● WHAT IS REQUIRED: Every line of the data below is to be written out again exactly.

● DATA:
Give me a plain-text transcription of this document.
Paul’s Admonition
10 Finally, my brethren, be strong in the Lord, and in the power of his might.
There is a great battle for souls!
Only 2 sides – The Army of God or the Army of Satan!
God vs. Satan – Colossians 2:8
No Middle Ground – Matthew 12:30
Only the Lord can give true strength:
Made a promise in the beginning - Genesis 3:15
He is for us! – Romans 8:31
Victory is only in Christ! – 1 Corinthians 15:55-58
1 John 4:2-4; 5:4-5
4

● RESULT FOR THIS EXERCISE:
Give me a plain-text transcription of this document.
Paul’s Admonition
10 Finally, my brethren, be strong in the Lord, and in the power of his might.
There is a great battle for souls!
Only 2 sides – The Army of God or the Army of Satan!
God vs. Satan – Colossians 2:8
No Middle Ground – Matthew 12:30
Only the Lord can give true strength:
Made a promise in the beginning - Genesis 3:15
He is for us! – Romans 8:31
Victory is only in Christ! – 1 Corinthians 15:55-58
1 John 4:2-4; 5:4-5
4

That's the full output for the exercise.